• **Work required**
Repeat each entry word for word. Leave any images out of the copy.
___ Records provided
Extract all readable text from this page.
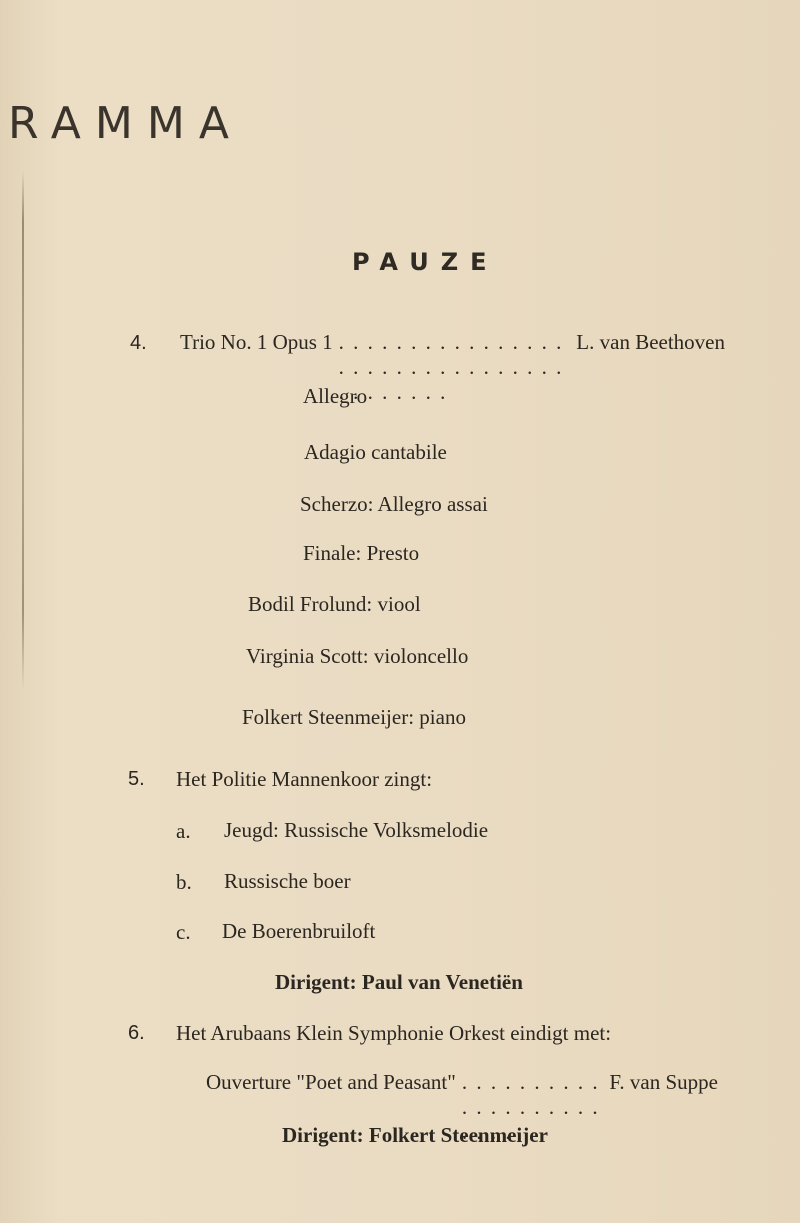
RAMMA
PAUZE
4. Trio No. 1 Opus 1 . . .	L. van Beethoven
Allegro
Adagio cantabile
Scherzo: Allegro assai
Finale: Presto
Bodil Frolund: viool
Virginia Scott: violoncello
Folkert Steenmeijer: piano
5. Het Politie Mannenkoor zingt:
a. Jeugd: Russische Volksmelodie
b. Russische boer
c. De Boerenbruiloft
Dirigent: Paul van Venetiën
6. Het Arubaans Klein Symphonie Orkest eindigt met:
Ouverture "Poet and Peasant" . . .	F. van Suppe
Dirigent: Folkert Steenmeijer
______
• **Exercise output**
Extract all readable text from this page.
RAMMA
PAUZE
4. Trio No. 1 Opus 1 . . .	L. van Beethoven
Allegro
Adagio cantabile
Scherzo: Allegro assai
Finale: Presto
Bodil Frolund: viool
Virginia Scott: violoncello
Folkert Steenmeijer: piano
5. Het Politie Mannenkoor zingt:
a. Jeugd: Russische Volksmelodie
b. Russische boer
c. De Boerenbruiloft
Dirigent: Paul van Venetiën
6. Het Arubaans Klein Symphonie Orkest eindigt met:
Ouverture "Poet and Peasant" . . .	F. van Suppe
Dirigent: Folkert Steenmeijer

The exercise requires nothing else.